→ **Given exercise**:
Check each line of the data below for the word "text", then extract the ones that have it.

→ **Input material**:

──────

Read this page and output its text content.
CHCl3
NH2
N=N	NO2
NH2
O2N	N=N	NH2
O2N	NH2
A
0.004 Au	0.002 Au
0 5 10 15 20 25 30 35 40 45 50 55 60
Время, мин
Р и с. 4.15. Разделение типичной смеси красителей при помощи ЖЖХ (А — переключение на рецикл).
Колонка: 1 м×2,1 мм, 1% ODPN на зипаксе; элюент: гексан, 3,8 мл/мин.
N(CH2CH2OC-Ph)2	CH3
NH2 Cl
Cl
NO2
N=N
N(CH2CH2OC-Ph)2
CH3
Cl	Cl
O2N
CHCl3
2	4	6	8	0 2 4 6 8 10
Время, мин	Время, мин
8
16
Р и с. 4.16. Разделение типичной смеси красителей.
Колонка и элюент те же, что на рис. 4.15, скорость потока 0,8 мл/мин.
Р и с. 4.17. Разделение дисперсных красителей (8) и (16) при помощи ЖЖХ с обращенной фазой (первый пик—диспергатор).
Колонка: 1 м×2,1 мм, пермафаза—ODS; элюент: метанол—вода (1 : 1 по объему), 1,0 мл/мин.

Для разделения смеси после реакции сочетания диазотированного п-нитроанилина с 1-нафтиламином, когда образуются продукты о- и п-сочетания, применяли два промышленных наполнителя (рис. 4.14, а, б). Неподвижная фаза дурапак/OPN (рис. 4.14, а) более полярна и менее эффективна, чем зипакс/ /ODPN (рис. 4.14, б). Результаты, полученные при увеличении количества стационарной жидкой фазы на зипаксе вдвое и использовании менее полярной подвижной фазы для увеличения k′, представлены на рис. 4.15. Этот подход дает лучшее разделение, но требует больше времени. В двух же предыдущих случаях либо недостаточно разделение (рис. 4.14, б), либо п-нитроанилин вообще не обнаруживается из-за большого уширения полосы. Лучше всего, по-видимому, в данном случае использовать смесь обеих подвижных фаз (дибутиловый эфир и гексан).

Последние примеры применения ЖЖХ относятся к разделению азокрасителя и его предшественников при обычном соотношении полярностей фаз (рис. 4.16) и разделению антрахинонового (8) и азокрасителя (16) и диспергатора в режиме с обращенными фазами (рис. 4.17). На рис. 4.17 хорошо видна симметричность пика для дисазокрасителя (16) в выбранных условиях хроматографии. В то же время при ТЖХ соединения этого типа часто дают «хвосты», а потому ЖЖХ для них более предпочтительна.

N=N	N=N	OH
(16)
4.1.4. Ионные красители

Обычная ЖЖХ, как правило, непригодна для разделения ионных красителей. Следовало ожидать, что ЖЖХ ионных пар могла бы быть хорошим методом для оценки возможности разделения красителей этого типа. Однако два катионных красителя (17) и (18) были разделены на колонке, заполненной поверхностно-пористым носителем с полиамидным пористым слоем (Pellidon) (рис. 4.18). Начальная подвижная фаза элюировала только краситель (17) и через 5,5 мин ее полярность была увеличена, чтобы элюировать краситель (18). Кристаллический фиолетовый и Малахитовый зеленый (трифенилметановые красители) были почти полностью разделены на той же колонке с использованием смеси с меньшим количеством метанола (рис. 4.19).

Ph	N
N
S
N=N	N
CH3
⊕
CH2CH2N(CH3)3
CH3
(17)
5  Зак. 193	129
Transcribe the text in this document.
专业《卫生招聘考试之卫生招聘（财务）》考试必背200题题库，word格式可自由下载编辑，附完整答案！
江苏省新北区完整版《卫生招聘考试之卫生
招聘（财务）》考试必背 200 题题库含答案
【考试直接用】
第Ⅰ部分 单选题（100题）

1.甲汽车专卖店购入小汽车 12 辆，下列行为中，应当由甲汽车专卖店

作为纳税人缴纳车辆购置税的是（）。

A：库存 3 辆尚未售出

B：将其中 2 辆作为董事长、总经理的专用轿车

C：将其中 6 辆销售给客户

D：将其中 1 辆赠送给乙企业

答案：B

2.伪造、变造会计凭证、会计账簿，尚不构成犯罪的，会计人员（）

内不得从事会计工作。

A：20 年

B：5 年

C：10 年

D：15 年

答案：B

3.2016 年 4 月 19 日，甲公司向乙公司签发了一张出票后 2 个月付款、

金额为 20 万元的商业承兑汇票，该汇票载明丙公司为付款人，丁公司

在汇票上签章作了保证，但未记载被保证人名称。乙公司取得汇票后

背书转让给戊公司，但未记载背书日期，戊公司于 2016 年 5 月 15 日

──────

→ **Written answer**:
Read this page and output its text content.
Transcribe the text in this document.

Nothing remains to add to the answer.